Written request: Report every line below that contains the string "logo", copying each one in full.

Raw records:
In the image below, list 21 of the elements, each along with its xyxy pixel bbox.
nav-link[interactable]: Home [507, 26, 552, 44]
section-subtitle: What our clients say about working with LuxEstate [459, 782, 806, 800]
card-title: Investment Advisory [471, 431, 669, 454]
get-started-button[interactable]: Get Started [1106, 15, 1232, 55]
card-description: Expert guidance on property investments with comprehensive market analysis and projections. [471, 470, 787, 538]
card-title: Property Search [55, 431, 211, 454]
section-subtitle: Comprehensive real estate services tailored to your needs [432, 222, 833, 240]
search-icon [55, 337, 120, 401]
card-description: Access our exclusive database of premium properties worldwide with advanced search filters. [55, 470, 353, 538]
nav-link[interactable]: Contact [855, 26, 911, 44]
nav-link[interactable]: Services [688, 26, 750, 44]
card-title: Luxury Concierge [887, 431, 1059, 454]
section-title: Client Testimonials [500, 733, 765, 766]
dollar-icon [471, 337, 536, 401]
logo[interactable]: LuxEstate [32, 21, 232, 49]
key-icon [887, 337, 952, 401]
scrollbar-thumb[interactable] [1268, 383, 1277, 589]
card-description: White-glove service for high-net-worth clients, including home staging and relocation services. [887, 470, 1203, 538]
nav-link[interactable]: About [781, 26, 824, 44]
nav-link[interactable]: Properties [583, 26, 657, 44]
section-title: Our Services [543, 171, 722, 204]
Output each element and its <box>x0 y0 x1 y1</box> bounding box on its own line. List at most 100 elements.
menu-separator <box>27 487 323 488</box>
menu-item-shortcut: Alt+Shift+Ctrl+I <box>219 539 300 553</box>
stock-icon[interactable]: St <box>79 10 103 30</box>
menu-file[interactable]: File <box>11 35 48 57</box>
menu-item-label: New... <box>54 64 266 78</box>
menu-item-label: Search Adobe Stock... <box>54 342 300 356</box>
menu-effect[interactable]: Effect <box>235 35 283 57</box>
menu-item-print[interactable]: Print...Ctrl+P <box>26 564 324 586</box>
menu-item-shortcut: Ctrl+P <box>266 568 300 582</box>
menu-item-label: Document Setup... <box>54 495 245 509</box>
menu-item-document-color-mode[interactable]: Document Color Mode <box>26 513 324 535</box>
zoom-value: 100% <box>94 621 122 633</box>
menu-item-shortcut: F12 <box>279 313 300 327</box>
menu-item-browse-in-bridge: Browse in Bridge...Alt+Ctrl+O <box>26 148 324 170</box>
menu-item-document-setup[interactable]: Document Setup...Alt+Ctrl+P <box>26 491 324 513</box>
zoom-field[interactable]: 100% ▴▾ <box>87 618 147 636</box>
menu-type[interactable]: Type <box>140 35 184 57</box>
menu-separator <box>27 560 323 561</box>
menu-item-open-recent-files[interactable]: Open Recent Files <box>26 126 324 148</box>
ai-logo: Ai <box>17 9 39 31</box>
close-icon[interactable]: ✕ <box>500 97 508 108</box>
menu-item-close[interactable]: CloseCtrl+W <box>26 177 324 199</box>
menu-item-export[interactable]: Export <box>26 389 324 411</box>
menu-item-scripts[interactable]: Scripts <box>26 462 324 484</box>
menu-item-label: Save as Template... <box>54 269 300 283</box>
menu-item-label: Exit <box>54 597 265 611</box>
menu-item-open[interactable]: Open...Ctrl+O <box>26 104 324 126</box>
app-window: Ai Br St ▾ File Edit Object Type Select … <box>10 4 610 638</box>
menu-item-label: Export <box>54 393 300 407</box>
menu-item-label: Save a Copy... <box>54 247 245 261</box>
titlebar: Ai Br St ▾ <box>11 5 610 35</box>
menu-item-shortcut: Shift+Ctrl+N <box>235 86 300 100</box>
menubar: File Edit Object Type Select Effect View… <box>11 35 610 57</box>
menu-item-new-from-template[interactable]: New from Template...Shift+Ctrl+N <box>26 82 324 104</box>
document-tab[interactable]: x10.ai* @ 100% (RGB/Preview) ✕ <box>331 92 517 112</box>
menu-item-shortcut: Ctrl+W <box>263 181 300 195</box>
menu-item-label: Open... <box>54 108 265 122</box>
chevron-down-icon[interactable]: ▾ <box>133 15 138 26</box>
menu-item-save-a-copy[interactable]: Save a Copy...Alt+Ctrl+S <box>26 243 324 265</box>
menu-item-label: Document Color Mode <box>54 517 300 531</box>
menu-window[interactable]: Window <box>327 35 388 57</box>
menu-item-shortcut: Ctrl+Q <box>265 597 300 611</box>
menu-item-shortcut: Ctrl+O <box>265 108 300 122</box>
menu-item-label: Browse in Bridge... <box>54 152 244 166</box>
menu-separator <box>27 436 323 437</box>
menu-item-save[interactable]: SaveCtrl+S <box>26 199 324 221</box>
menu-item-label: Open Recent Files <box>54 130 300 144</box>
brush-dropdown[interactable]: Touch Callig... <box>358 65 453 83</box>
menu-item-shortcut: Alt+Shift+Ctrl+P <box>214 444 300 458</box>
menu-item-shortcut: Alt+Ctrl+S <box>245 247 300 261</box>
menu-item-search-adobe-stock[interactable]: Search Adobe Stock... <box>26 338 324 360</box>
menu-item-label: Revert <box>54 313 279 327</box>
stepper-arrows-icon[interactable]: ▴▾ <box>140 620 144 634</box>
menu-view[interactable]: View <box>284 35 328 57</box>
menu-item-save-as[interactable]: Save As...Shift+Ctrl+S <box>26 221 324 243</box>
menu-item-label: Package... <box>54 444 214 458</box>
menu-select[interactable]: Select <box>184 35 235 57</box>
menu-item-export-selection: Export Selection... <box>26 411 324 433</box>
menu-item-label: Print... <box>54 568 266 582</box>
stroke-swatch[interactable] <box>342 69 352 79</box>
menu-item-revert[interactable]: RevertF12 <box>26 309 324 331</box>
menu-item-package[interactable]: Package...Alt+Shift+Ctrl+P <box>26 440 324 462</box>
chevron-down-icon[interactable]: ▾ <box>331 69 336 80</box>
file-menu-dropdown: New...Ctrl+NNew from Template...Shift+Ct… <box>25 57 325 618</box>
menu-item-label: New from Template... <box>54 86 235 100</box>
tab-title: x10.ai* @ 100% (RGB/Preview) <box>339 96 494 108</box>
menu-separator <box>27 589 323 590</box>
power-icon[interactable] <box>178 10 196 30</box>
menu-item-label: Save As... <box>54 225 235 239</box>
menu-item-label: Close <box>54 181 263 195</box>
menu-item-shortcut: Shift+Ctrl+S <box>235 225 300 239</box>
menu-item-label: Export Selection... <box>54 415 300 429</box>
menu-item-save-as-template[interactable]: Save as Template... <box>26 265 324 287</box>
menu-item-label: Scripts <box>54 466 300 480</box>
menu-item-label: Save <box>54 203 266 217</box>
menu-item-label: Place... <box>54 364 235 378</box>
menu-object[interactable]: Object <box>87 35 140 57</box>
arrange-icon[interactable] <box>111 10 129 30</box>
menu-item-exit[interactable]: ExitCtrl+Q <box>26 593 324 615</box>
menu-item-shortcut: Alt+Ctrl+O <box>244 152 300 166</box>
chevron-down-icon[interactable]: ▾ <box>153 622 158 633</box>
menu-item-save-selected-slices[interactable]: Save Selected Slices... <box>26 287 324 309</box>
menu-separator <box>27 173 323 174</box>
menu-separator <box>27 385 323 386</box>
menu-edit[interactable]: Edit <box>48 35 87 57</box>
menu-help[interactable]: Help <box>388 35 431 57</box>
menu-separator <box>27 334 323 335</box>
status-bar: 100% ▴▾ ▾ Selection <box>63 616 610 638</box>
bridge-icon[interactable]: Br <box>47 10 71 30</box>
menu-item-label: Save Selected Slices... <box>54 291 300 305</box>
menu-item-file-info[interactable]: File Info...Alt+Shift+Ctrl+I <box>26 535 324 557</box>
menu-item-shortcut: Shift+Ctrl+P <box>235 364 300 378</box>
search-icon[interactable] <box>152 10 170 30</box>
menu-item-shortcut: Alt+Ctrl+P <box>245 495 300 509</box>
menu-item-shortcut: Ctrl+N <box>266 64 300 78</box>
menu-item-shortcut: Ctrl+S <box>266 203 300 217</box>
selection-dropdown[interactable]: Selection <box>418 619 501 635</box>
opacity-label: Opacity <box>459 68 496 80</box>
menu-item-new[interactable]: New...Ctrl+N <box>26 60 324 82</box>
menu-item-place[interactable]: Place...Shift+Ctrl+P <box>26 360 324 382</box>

The completed task:
logo[interactable]: LuxEstate [32, 21, 232, 49]
ai-logo: Ai <box>17 9 39 31</box>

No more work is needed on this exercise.